[Saved entries]
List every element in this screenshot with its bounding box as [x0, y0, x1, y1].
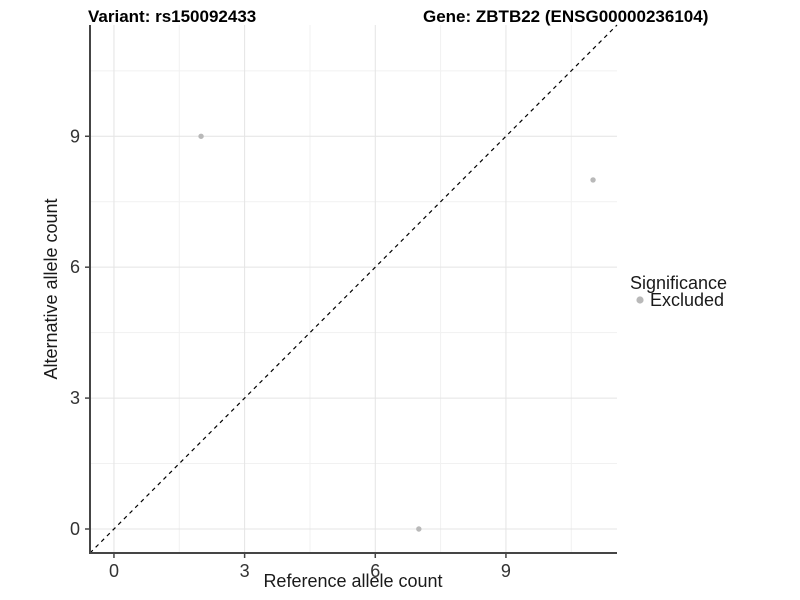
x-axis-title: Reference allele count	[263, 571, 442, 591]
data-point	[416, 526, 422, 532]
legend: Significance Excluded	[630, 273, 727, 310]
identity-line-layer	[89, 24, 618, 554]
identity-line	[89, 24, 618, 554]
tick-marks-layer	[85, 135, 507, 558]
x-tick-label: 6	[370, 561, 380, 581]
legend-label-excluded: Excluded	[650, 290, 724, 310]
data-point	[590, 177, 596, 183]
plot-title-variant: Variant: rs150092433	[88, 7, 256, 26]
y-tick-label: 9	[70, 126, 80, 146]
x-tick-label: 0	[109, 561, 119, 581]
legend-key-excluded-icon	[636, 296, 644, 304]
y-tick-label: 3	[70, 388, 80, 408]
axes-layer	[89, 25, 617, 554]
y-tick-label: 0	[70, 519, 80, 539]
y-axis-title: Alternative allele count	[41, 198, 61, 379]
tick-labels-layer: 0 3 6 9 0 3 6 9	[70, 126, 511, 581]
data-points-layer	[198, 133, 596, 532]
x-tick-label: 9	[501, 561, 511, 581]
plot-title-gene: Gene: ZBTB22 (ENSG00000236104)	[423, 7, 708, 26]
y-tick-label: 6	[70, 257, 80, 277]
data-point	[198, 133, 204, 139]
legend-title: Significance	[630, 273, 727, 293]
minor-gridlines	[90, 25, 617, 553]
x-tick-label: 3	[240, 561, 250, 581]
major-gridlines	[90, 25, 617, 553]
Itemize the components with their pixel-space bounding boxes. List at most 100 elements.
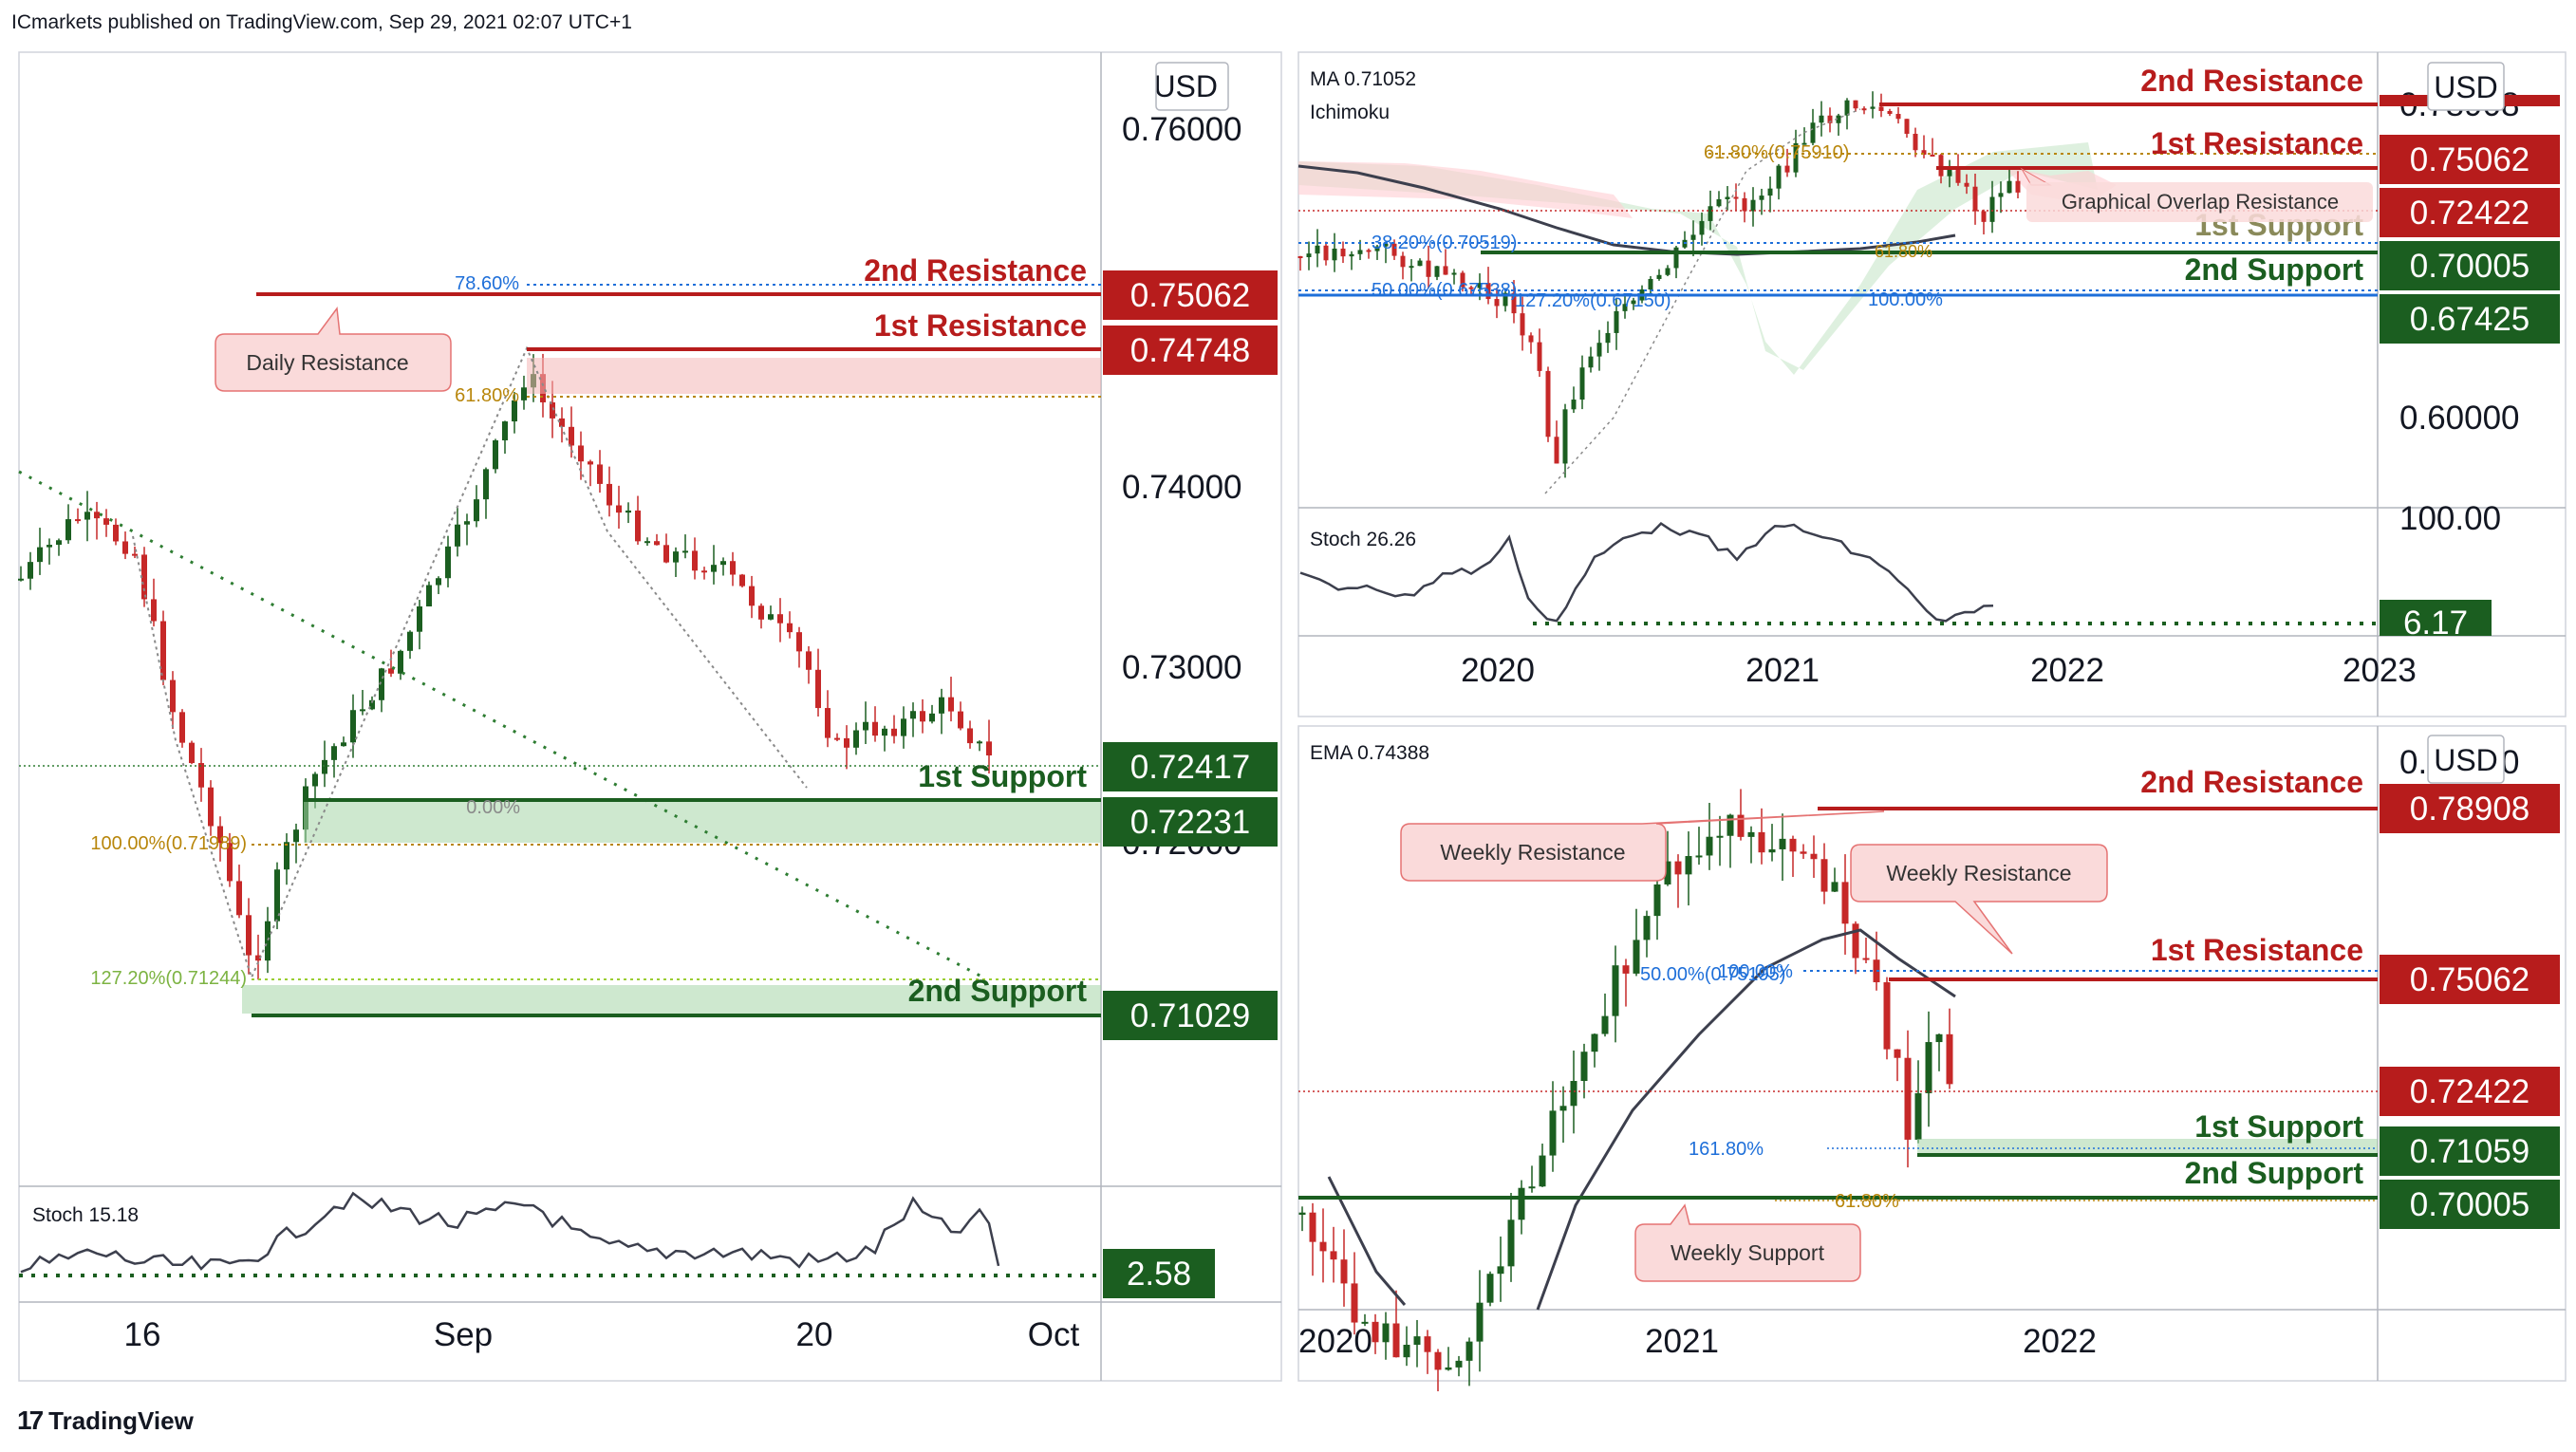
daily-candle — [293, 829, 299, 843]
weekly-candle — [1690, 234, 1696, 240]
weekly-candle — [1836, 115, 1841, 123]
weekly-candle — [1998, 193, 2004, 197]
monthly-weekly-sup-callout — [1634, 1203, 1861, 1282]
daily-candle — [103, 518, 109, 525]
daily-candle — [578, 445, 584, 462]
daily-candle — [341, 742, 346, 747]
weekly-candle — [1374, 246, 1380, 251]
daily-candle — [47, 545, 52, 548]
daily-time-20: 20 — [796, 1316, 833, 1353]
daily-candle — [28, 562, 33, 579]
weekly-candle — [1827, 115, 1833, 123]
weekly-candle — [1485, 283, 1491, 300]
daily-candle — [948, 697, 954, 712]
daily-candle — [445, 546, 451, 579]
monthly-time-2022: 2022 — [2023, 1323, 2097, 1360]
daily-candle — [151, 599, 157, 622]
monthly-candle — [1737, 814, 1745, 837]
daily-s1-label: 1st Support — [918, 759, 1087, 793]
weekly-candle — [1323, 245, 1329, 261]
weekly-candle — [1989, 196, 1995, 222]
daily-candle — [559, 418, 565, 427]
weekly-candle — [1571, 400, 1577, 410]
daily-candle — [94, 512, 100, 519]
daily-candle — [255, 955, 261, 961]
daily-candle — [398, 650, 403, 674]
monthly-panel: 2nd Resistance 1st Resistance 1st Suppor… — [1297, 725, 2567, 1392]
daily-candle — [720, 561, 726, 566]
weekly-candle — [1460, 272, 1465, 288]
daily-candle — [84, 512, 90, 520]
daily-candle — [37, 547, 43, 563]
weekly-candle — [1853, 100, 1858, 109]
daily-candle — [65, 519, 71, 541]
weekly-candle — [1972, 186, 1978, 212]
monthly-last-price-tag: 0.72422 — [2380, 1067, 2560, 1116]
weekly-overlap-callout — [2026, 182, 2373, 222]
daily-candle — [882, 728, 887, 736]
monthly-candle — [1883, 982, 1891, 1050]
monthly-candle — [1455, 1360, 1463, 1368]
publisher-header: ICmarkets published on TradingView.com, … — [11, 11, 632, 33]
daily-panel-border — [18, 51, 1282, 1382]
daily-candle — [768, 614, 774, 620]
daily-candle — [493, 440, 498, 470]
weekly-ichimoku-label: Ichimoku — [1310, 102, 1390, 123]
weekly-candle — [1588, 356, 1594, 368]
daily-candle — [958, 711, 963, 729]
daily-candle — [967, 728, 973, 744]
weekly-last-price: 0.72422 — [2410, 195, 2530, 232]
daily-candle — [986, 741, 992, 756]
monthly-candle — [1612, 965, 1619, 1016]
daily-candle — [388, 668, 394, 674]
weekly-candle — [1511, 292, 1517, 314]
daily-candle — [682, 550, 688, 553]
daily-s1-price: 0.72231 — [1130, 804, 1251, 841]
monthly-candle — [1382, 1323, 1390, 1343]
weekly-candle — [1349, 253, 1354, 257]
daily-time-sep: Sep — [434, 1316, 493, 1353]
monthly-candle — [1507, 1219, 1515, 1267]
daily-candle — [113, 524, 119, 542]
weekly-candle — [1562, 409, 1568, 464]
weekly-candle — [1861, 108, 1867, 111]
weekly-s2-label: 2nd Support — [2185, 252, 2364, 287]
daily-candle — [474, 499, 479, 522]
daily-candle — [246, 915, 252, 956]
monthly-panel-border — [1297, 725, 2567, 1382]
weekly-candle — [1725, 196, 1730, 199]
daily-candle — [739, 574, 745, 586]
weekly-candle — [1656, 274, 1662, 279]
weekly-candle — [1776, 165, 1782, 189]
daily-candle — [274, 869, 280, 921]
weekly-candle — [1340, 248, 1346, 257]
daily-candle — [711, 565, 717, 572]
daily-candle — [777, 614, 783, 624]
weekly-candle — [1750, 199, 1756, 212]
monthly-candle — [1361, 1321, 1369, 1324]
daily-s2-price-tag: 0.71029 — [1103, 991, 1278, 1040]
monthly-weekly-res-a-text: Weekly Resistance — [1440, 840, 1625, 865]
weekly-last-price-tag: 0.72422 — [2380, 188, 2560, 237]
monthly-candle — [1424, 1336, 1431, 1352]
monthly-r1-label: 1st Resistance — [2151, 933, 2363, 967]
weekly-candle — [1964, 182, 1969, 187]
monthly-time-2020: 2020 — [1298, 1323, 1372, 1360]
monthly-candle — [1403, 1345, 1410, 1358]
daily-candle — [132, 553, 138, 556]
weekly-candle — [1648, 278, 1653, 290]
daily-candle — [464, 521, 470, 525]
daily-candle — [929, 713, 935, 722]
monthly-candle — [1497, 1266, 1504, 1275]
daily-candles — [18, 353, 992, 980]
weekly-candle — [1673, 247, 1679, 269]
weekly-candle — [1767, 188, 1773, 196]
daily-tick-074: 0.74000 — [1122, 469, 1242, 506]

- What you need to do
Format all of the records above as a JSON list of strings, one string per line, with blank lines skipped. Leave the pictures out.

- The reply
[
  "List every element in this screenshot with its bounding box as [x0, y0, x1, y1].",
  "x-axis-title: Reference allele count\t[263, 571, 442, 591]",
  "data-point\t[416, 526, 422, 532]",
  "legend: Significance Excluded\t[630, 273, 727, 310]",
  "identity-line-layer\t[89, 24, 618, 554]",
  "identity-line\t[89, 24, 618, 554]",
  "tick-marks-layer\t[85, 135, 507, 558]",
  "x-tick-label: 6\t[370, 561, 380, 581]",
  "legend-label-excluded: Excluded\t[650, 290, 724, 310]",
  "data-point\t[590, 177, 596, 183]",
  "plot-title-variant: Variant: rs150092433\t[88, 7, 256, 26]",
  "y-tick-label: 9\t[70, 126, 80, 146]",
  "x-tick-label: 0\t[109, 561, 119, 581]",
  "legend-key-excluded-icon\t[636, 296, 644, 304]",
  "y-tick-label: 3\t[70, 388, 80, 408]",
  "axes-layer\t[89, 25, 617, 554]",
  "y-tick-label: 0\t[70, 519, 80, 539]",
  "y-axis-title: Alternative allele count\t[41, 198, 61, 379]",
  "tick-labels-layer: 0 3 6 9 0 3 6 9\t[70, 126, 511, 581]",
  "data-points-layer\t[198, 133, 596, 532]",
  "x-tick-label: 9\t[501, 561, 511, 581]",
  "plot-title-gene: Gene: ZBTB22 (ENSG00000236104)\t[423, 7, 708, 26]",
  "y-tick-label: 6\t[70, 257, 80, 277]",
  "data-point\t[198, 133, 204, 139]",
  "legend-title: Significance\t[630, 273, 727, 293]",
  "minor-gridlines\t[90, 25, 617, 553]",
  "x-tick-label: 3\t[240, 561, 250, 581]",
  "major-gridlines\t[90, 25, 617, 553]",
  "Itemize the components with their pixel-space bounding boxes. List at most 100 elements.",
  "daily-candle — [293, 829, 299, 843]",
  "weekly-candle — [1690, 234, 1696, 240]",
  "weekly-candle — [1836, 115, 1841, 123]",
  "weekly-candle — [1998, 193, 2004, 197]",
  "monthly-weekly-sup-callout — [1634, 1203, 1861, 1282]",
  "daily-candle — [103, 518, 109, 525]",
  "daily-candle — [578, 445, 584, 462]",
  "daily-candle — [341, 742, 346, 747]",
  "weekly-candle — [1374, 246, 1380, 251]",
  "daily-candle — [47, 545, 52, 548]",
  "daily-time-20: 20 — [796, 1316, 833, 1353]",
  "daily-candle — [28, 562, 33, 579]",
  "weekly-candle — [1827, 115, 1833, 123]",
  "weekly-candle — [1485, 283, 1491, 300]",
  "daily-candle — [948, 697, 954, 712]",
  "daily-candle — [445, 546, 451, 579]",
  "monthly-time-2022: 2022 — [2023, 1323, 2097, 1360]",
  "daily-candle — [151, 599, 157, 622]",
  "monthly-candle — [1737, 814, 1745, 837]",
  "daily-s1-label: 1st Support — [918, 759, 1087, 793]",
  "weekly-candle — [1323, 245, 1329, 261]",
  "weekly-candle — [1989, 196, 1995, 222]",
  "daily-candle — [559, 418, 565, 427]",
  "weekly-candle — [1571, 400, 1577, 410]",
  "daily-candle — [94, 512, 100, 519]",
  "daily-candle — [255, 955, 261, 961]",
  "daily-candle — [398, 650, 403, 674]",
  "monthly-panel: 2nd Resistance 1st Resistance 1st Suppor… — [1297, 725, 2567, 1392]",
  "daily-candle — [720, 561, 726, 566]",
  "weekly-candle — [1460, 272, 1465, 288]",
  "daily-candle — [84, 512, 90, 520]",
  "daily-candle — [37, 547, 43, 563]",
  "weekly-candle — [1853, 100, 1858, 109]",
  "daily-candle — [65, 519, 71, 541]",
  "weekly-candle — [1972, 186, 1978, 212]",
  "monthly-last-price-tag: 0.72422 — [2380, 1067, 2560, 1116]",
  "weekly-overlap-callout — [2026, 182, 2373, 222]",
  "daily-candle — [882, 728, 887, 736]",
  "monthly-candle — [1883, 982, 1891, 1050]",
  "monthly-candle — [1455, 1360, 1463, 1368]",
  "publisher-header: ICmarkets published on TradingView.com, … — [11, 11, 632, 33]",
  "daily-panel-border — [18, 51, 1282, 1382]",
  "daily-candle — [768, 614, 774, 620]",
  "daily-candle — [493, 440, 498, 470]",
  "weekly-ichimoku-label: Ichimoku — [1310, 102, 1390, 123]",
  "weekly-candle — [1588, 356, 1594, 368]",
  "daily-candle — [958, 711, 963, 729]",
  "daily-candle — [967, 728, 973, 744]",
  "weekly-last-price: 0.72422 — [2410, 195, 2530, 232]",
  "daily-candle — [986, 741, 992, 756]",
  "monthly-candle — [1612, 965, 1619, 1016]",
  "daily-candle — [388, 668, 394, 674]",
  "weekly-candle — [1511, 292, 1517, 314]",
  "daily-candle — [682, 550, 688, 553]",
  "daily-s1-price: 0.72231 — [1130, 804, 1251, 841]",
  "monthly-candle — [1382, 1323, 1390, 1343]",
  "weekly-candle — [1349, 253, 1354, 257]",
  "daily-time-sep: Sep — [434, 1316, 493, 1353]",
  "monthly-candle — [1507, 1219, 1515, 1267]",
  "daily-candle — [113, 524, 119, 542]",
  "weekly-candle — [1562, 409, 1568, 464]",
  "weekly-candle — [1861, 108, 1867, 111]",
  "weekly-s2-label: 2nd Support — [2185, 252, 2364, 287]",
  "daily-candle — [474, 499, 479, 522]",
  "daily-candle — [246, 915, 252, 956]",
  "monthly-panel-border — [1297, 725, 2567, 1382]",
  "weekly-candle — [1725, 196, 1730, 199]",
  "daily-candle — [739, 574, 745, 586]",
  "weekly-candle — [1656, 274, 1662, 279]",
  "weekly-candle — [1776, 165, 1782, 189]",
  "daily-candle — [274, 869, 280, 921]",
  "weekly-candle — [1340, 248, 1346, 257]",
  "daily-candle — [711, 565, 717, 572]",
  "daily-candle — [777, 614, 783, 624]",
  "weekly-candle — [1750, 199, 1756, 212]",
  "monthly-candle — [1361, 1321, 1369, 1324]",
  "daily-s2-price-tag: 0.71029 — [1103, 991, 1278, 1040]",
  "monthly-weekly-res-a-text: Weekly Resistance — [1440, 840, 1625, 865]",
  "weekly-last-price-tag: 0.72422 — [2380, 188, 2560, 237]",
  "monthly-candle — [1424, 1336, 1431, 1352]",
  "monthly-r1-label: 1st Resistance — [2151, 933, 2363, 967]",
  "weekly-candle — [1964, 182, 1969, 187]",
  "monthly-time-2020: 2020 — [1298, 1323, 1372, 1360]",
  "monthly-candle — [1403, 1345, 1410, 1358]",
  "daily-candle — [132, 553, 138, 556]",
  "weekly-candle — [1648, 278, 1653, 290]",
  "daily-candle — [464, 521, 470, 525]",
  "daily-candle — [929, 713, 935, 722]",
  "monthly-candle — [1497, 1266, 1504, 1275]",
  "daily-candles — [18, 353, 992, 980]",
  "weekly-candle — [1673, 247, 1679, 269]",
  "weekly-candle — [1767, 188, 1773, 196]",
  "daily-tick-074: 0.74000 — [1122, 469, 1242, 506]"
]